▶ _Data listing_:
++++++
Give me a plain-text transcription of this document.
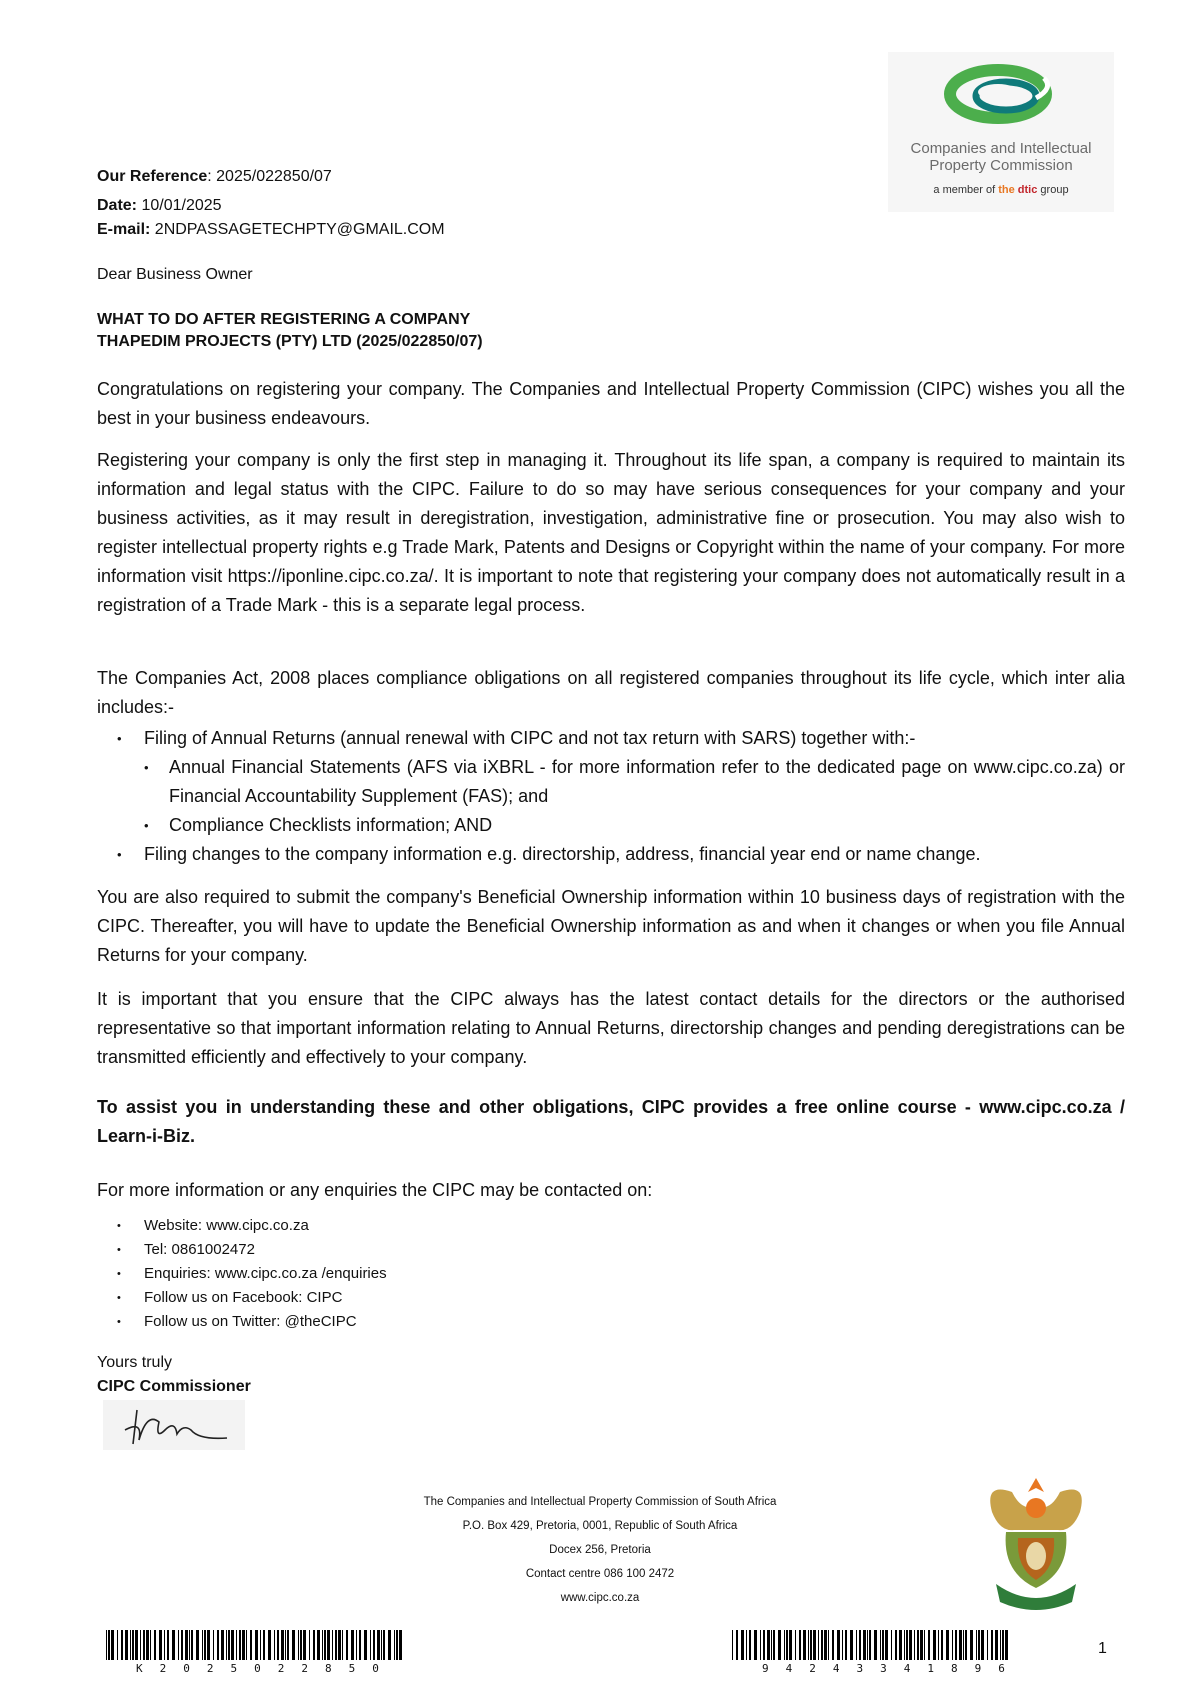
Companies and Intellectual
Property Commission
a member of the dtic group
Our Reference: 2025/022850/07
Date: 10/01/2025
E-mail: 2NDPASSAGETECHPTY@GMAIL.COM
Dear Business Owner
WHAT TO DO AFTER REGISTERING A COMPANY
THAPEDIM PROJECTS (PTY) LTD (2025/022850/07)
Congratulations on registering your company. The Companies and Intellectual Property Commission (CIPC) wishes you all the best in your business endeavours.
Registering your company is only the first step in managing it. Throughout its life span, a company is required to maintain its information and legal status with the CIPC. Failure to do so may have serious consequences for your company and your business activities, as it may result in deregistration, investigation, administrative fine or prosecution. You may also wish to register intellectual property rights e.g Trade Mark, Patents and Designs or Copyright within the name of your company. For more information visit https://iponline.cipc.co.za/. It is important to note that registering your company does not automatically result in a registration of a Trade Mark - this is a separate legal process.
The Companies Act, 2008 places compliance obligations on all registered companies throughout its life cycle, which inter alia includes:-
• Filing of Annual Returns (annual renewal with CIPC and not tax return with SARS) together with:-
• Annual Financial Statements (AFS via iXBRL - for more information refer to the dedicated page on www.cipc.co.za) or Financial Accountability Supplement (FAS); and
• Compliance Checklists information; AND
• Filing changes to the company information e.g. directorship, address, financial year end or name change.
You are also required to submit the company's Beneficial Ownership information within 10 business days of registration with the CIPC. Thereafter, you will have to update the Beneficial Ownership information as and when it changes or when you file Annual Returns for your company.
It is important that you ensure that the CIPC always has the latest contact details for the directors or the authorised representative so that important information relating to Annual Returns, directorship changes and pending deregistrations can be transmitted efficiently and effectively to your company.
To assist you in understanding these and other obligations, CIPC provides a free online course - www.cipc.co.za / Learn-i-Biz.
For more information or any enquiries the CIPC may be contacted on:
• Website: www.cipc.co.za
• Tel: 0861002472
• Enquiries: www.cipc.co.za /enquiries
• Follow us on Facebook: CIPC
• Follow us on Twitter: @theCIPC
Yours truly
CIPC Commissioner
The Companies and Intellectual Property Commission of South Africa
P.O. Box 429, Pretoria, 0001, Republic of South Africa
Docex 256, Pretoria
Contact centre 086 100 2472
www.cipc.co.za
K2025022850	94243341896
1
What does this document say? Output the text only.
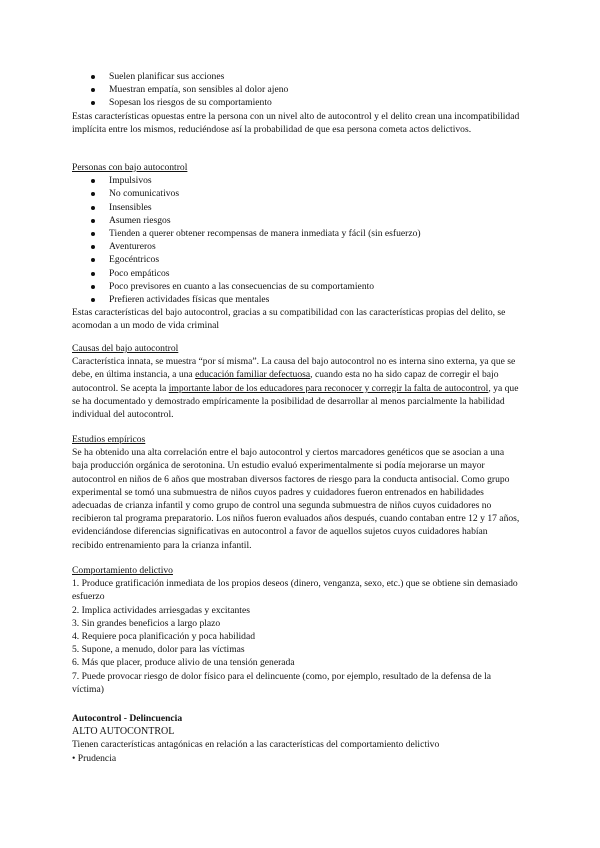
Suelen planificar sus acciones
Muestran empatía, son sensibles al dolor ajeno
Sopesan los riesgos de su comportamiento

Estas características opuestas entre la persona con un nivel alto de autocontrol y el delito crean una incompatibilidad implícita entre los mismos, reduciéndose así la probabilidad de que esa persona cometa actos delictivos.

Personas con bajo autocontrol

Impulsivos
No comunicativos
Insensibles
Asumen riesgos
Tienden a querer obtener recompensas de manera inmediata y fácil (sin esfuerzo)
Aventureros
Egocéntricos
Poco empáticos
Poco previsores en cuanto a las consecuencias de su comportamiento
Prefieren actividades físicas que mentales

Estas características del bajo autocontrol, gracias a su compatibilidad con las características propias del delito, se acomodan a un modo de vida criminal

Causas del bajo autocontrol

Característica innata, se muestra “por sí misma”. La causa del bajo autocontrol no es interna sino externa, ya que se debe, en última instancia, a una educación familiar defectuosa, cuando esta no ha sido capaz de corregir el bajo autocontrol. Se acepta la importante labor de los educadores para reconocer y corregir la falta de autocontrol, ya que se ha documentado y demostrado empíricamente la posibilidad de desarrollar al menos parcialmente la habilidad individual del autocontrol.

Estudios empíricos

Se ha obtenido una alta correlación entre el bajo autocontrol y ciertos marcadores genéticos que se asocian a una baja producción orgánica de serotonina. Un estudio evaluó experimentalmente si podía mejorarse un mayor autocontrol en niños de 6 años que mostraban diversos factores de riesgo para la conducta antisocial. Como grupo experimental se tomó una submuestra de niños cuyos padres y cuidadores fueron entrenados en habilidades adecuadas de crianza infantil y como grupo de control una segunda submuestra de niños cuyos cuidadores no recibieron tal programa preparatorio. Los niños fueron evaluados años después, cuando contaban entre 12 y 17 años, evidenciándose diferencias significativas en autocontrol a favor de aquellos sujetos cuyos cuidadores habían recibido entrenamiento para la crianza infantil.

Comportamiento delictivo

1. Produce gratificación inmediata de los propios deseos (dinero, venganza, sexo, etc.) que se obtiene sin demasiado esfuerzo
2. Implica actividades arriesgadas y excitantes
3. Sin grandes beneficios a largo plazo
4. Requiere poca planificación y poca habilidad
5. Supone, a menudo, dolor para las víctimas
6. Más que placer, produce alivio de una tensión generada
7. Puede provocar riesgo de dolor físico para el delincuente (como, por ejemplo, resultado de la defensa de la víctima)

Autocontrol - Delincuencia

ALTO AUTOCONTROL

Tienen características antagónicas en relación a las características del comportamiento delictivo

• Prudencia
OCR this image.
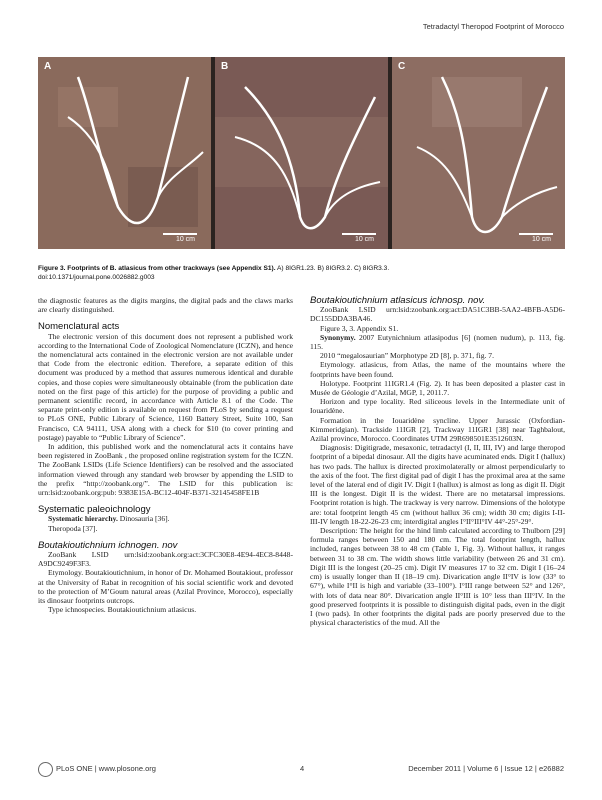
Tetradactyl Theropod Footprint of Morocco
A
10 cm
B
10 cm
C
10 cm
Figure 3. Footprints of B. atlasicus from other trackways (see Appendix S1). A) 8IGR1.23. B) 8IGR3.2. C) 8IGR3.3.
doi:10.1371/journal.pone.0026882.g003

the diagnostic features as the digits margins, the digital pads and the claws marks are clearly distinguished.

Nomenclatural acts

The electronic version of this document does not represent a published work according to the International Code of Zoological Nomenclature (ICZN), and hence the nomenclatural acts contained in the electronic version are not available under that Code from the electronic edition. Therefore, a separate edition of this document was produced by a method that assures numerous identical and durable copies, and those copies were simultaneously obtainable (from the publication date noted on the first page of this article) for the purpose of providing a public and permanent scientific record, in accordance with Article 8.1 of the Code. The separate print-only edition is available on request from PLoS by sending a request to PLoS ONE, Public Library of Science, 1160 Battery Street, Suite 100, San Francisco, CA 94111, USA along with a check for $10 (to cover printing and postage) payable to “Public Library of Science”.

In addition, this published work and the nomenclatural acts it contains have been registered in ZooBank , the proposed online registration system for the ICZN. The ZooBank LSIDs (Life Science Identifiers) can be resolved and the associated information viewed through any standard web browser by appending the LSID to the prefix “http://zoobank.org/”. The LSID for this publication is: urn:lsid:zoobank.org:pub: 9383E15A-BC12-404F-B371-32145458FE1B

Systematic paleoichnology

Systematic hierarchy. Dinosauria [36].

Theropoda [37].

Boutakioutichnium ichnogen. nov

ZooBank LSID urn:lsid:zoobank.org:act:3CFC30E8-4E94-4EC8-8448-A9DC9249F3F3.

Etymology. Boutakioutichnium, in honor of Dr. Mohamed Boutakiout, professor at the University of Rabat in recognition of his social scientific work and devoted to the protection of M’Goum natural areas (Azilal Province, Morocco), especially its dinosaur footprints outcrops.

Type ichnospecies. Boutakioutichnium atlasicus.

Boutakioutichnium atlasicus ichnosp. nov.

ZooBank LSID urn:lsid:zoobank.org:act:DA51C3BB-5AA2-4BFB-A5D6-DC155DDA3BA46.

Figure 3, 3. Appendix S1.

Synonymy. 2007 Eutynichnium atlasipodus [6] (nomen nudum), p. 113, fig. 115.

2010 “megalosaurian” Morphotype 2D [8], p. 371, fig. 7.

Etymology. atlasicus, from Atlas, the name of the mountains where the footprints have been found.

Holotype. Footprint 11IGR1.4 (Fig. 2). It has been deposited a plaster cast in Musée de Géologie d’Azilal, MGP, 1, 2011.7.

Horizon and type locality. Red siliceous levels in the Intermediate unit of Iouaridène.

Formation in the Iouaridène syncline. Upper Jurassic (Oxfordian-Kimmeridgian). Trackside 11IGR [2], Trackway 11IGR1 [38] near Taghbalout, Azilal province, Morocco. Coordinates UTM 29R698501E3512603N.

Diagnosis: Digitigrade, mesaxonic, tetradactyl (I, II, III, IV) and large theropod footprint of a bipedal dinosaur. All the digits have acuminated ends. Digit I (hallux) has two pads. The hallux is directed proximolaterally or almost perpendicularly to the axis of the foot. The first digital pad of digit I has the proximal area at the same level of the lateral end of digit IV. Digit I (hallux) is almost as long as digit II. Digit III is the longest. Digit II is the widest. There are no metatarsal impressions. Footprint rotation is high. The trackway is very narrow. Dimensions of the holotype are: total footprint length 45 cm (without hallux 36 cm); width 30 cm; digits I-II-III-IV length 18-22-26-23 cm; interdigital angles I°II°III°IV 44°-25°-29°.

Description: The height for the hind limb calculated according to Thulborn [29] formula ranges between 150 and 180 cm. The total footprint length, hallux included, ranges between 38 to 48 cm (Table 1, Fig. 3). Without hallux, it ranges between 31 to 38 cm. The width shows little variability (between 26 and 31 cm). Digit III is the longest (20–25 cm). Digit IV measures 17 to 32 cm. Digit I (16–24 cm) is usually longer than II (18–19 cm). Divarication angle II°IV is low (33° to 67°), while I°II is high and variable (33–100°). I°III range between 52° and 126°, with lots of data near 80°. Divarication angle II°III is 10° less than III°IV. In the good preserved footprints it is possible to distinguish digital pads, even in the digit I (two pads). In other footprints the digital pads are poorly preserved due to the physical characteristics of the mud. All the

PLoS ONE | www.plosone.org	4	December 2011 | Volume 6 | Issue 12 | e26882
++++++
▶ _Written task_:
From the entries, copy out each line containing the word "LSID".

▶ _Solution_:
In addition, this published work and the nomenclatural acts it contains have been registered in ZooBank , the proposed online registration system for the ICZN. The ZooBank LSIDs (Life Science Identifiers) can be resolved and the associated information viewed through any standard web browser by appending the LSID to the prefix “http://zoobank.org/”. The LSID for this publication is: urn:lsid:zoobank.org:pub: 9383E15A-BC12-404F-B371-32145458FE1B
ZooBank LSID urn:lsid:zoobank.org:act:3CFC30E8-4E94-4EC8-8448-A9DC9249F3F3.
ZooBank LSID urn:lsid:zoobank.org:act:DA51C3BB-5AA2-4BFB-A5D6-DC155DDA3BA46.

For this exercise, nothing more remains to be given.